■ **What to work on**
Transcribe the records below exactly.

■ **Data items**
◇ ◇ ◇ ◇ ◇

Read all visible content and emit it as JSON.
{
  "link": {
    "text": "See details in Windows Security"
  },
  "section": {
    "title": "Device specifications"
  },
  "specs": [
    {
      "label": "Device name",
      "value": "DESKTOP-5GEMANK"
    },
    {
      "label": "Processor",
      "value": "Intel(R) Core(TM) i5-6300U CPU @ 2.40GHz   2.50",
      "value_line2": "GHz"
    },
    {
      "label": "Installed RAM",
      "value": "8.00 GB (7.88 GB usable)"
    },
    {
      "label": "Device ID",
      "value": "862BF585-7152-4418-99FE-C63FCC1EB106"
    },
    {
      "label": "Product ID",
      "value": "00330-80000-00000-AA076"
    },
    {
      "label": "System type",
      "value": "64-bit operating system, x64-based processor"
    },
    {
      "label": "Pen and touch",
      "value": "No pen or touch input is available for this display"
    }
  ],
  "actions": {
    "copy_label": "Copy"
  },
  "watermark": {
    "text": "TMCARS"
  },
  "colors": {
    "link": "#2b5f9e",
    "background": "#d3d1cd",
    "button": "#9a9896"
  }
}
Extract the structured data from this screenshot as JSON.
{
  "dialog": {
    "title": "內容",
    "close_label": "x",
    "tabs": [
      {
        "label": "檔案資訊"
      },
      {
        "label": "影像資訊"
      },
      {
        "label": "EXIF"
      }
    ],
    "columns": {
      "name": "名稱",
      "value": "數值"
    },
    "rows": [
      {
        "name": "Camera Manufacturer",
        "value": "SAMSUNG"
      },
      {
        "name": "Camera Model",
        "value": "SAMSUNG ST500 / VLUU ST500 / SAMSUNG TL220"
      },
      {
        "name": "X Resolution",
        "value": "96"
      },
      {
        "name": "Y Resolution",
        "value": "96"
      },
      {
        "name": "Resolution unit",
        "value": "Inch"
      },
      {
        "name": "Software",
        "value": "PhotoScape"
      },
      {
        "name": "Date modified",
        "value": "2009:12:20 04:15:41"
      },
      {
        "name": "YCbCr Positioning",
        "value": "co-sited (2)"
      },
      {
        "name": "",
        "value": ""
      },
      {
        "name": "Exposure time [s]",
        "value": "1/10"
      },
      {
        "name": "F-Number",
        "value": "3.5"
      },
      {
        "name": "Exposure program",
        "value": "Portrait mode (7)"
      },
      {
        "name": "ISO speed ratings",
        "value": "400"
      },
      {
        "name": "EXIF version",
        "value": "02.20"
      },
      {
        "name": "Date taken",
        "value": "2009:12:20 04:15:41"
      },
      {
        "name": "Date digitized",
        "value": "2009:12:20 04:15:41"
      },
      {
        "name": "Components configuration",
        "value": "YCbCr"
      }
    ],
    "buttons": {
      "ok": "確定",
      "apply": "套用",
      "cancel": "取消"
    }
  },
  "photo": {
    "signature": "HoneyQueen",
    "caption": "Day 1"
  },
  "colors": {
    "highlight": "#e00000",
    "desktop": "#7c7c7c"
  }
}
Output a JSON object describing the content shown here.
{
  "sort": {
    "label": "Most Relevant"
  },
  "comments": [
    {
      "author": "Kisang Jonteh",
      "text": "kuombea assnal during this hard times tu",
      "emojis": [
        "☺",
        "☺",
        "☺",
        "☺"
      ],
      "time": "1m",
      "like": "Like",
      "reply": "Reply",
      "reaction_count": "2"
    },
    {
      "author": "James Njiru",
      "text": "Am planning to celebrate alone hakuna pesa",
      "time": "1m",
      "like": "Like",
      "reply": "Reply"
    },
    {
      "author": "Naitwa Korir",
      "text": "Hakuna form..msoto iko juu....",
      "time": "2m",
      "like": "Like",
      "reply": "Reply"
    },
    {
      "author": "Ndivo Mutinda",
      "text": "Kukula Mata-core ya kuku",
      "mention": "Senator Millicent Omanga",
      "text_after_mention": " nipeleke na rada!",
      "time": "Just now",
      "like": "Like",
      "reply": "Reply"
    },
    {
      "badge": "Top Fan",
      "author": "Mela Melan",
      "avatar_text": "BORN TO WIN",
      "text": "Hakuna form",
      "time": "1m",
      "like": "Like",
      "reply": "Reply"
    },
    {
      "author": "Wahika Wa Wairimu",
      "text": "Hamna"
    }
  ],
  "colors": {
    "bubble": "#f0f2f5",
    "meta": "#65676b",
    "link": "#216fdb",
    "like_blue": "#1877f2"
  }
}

◇ ◇ ◇ ◇ ◇

■ **Exercise output**
Read all visible content and emit it as JSON.
{
  "link": {
    "text": "See details in Windows Security"
  },
  "section": {
    "title": "Device specifications"
  },
  "specs": [
    {
      "label": "Device name",
      "value": "DESKTOP-5GEMANK"
    },
    {
      "label": "Processor",
      "value": "Intel(R) Core(TM) i5-6300U CPU @ 2.40GHz   2.50",
      "value_line2": "GHz"
    },
    {
      "label": "Installed RAM",
      "value": "8.00 GB (7.88 GB usable)"
    },
    {
      "label": "Device ID",
      "value": "862BF585-7152-4418-99FE-C63FCC1EB106"
    },
    {
      "label": "Product ID",
      "value": "00330-80000-00000-AA076"
    },
    {
      "label": "System type",
      "value": "64-bit operating system, x64-based processor"
    },
    {
      "label": "Pen and touch",
      "value": "No pen or touch input is available for this display"
    }
  ],
  "actions": {
    "copy_label": "Copy"
  },
  "watermark": {
    "text": "TMCARS"
  },
  "colors": {
    "link": "#2b5f9e",
    "background": "#d3d1cd",
    "button": "#9a9896"
  }
}
Extract the structured data from this screenshot as JSON.
{
  "dialog": {
    "title": "內容",
    "close_label": "x",
    "tabs": [
      {
        "label": "檔案資訊"
      },
      {
        "label": "影像資訊"
      },
      {
        "label": "EXIF"
      }
    ],
    "columns": {
      "name": "名稱",
      "value": "數值"
    },
    "rows": [
      {
        "name": "Camera Manufacturer",
        "value": "SAMSUNG"
      },
      {
        "name": "Camera Model",
        "value": "SAMSUNG ST500 / VLUU ST500 / SAMSUNG TL220"
      },
      {
        "name": "X Resolution",
        "value": "96"
      },
      {
        "name": "Y Resolution",
        "value": "96"
      },
      {
        "name": "Resolution unit",
        "value": "Inch"
      },
      {
        "name": "Software",
        "value": "PhotoScape"
      },
      {
        "name": "Date modified",
        "value": "2009:12:20 04:15:41"
      },
      {
        "name": "YCbCr Positioning",
        "value": "co-sited (2)"
      },
      {
        "name": "",
        "value": ""
      },
      {
        "name": "Exposure time [s]",
        "value": "1/10"
      },
      {
        "name": "F-Number",
        "value": "3.5"
      },
      {
        "name": "Exposure program",
        "value": "Portrait mode (7)"
      },
      {
        "name": "ISO speed ratings",
        "value": "400"
      },
      {
        "name": "EXIF version",
        "value": "02.20"
      },
      {
        "name": "Date taken",
        "value": "2009:12:20 04:15:41"
      },
      {
        "name": "Date digitized",
        "value": "2009:12:20 04:15:41"
      },
      {
        "name": "Components configuration",
        "value": "YCbCr"
      }
    ],
    "buttons": {
      "ok": "確定",
      "apply": "套用",
      "cancel": "取消"
    }
  },
  "photo": {
    "signature": "HoneyQueen",
    "caption": "Day 1"
  },
  "colors": {
    "highlight": "#e00000",
    "desktop": "#7c7c7c"
  }
}
Output a JSON object describing the content shown here.
{
  "sort": {
    "label": "Most Relevant"
  },
  "comments": [
    {
      "author": "Kisang Jonteh",
      "text": "kuombea assnal during this hard times tu",
      "emojis": [
        "☺",
        "☺",
        "☺",
        "☺"
      ],
      "time": "1m",
      "like": "Like",
      "reply": "Reply",
      "reaction_count": "2"
    },
    {
      "author": "James Njiru",
      "text": "Am planning to celebrate alone hakuna pesa",
      "time": "1m",
      "like": "Like",
      "reply": "Reply"
    },
    {
      "author": "Naitwa Korir",
      "text": "Hakuna form..msoto iko juu....",
      "time": "2m",
      "like": "Like",
      "reply": "Reply"
    },
    {
      "author": "Ndivo Mutinda",
      "text": "Kukula Mata-core ya kuku",
      "mention": "Senator Millicent Omanga",
      "text_after_mention": " nipeleke na rada!",
      "time": "Just now",
      "like": "Like",
      "reply": "Reply"
    },
    {
      "badge": "Top Fan",
      "author": "Mela Melan",
      "avatar_text": "BORN TO WIN",
      "text": "Hakuna form",
      "time": "1m",
      "like": "Like",
      "reply": "Reply"
    },
    {
      "author": "Wahika Wa Wairimu",
      "text": "Hamna"
    }
  ],
  "colors": {
    "bubble": "#f0f2f5",
    "meta": "#65676b",
    "link": "#216fdb",
    "like_blue": "#1877f2"
  }
}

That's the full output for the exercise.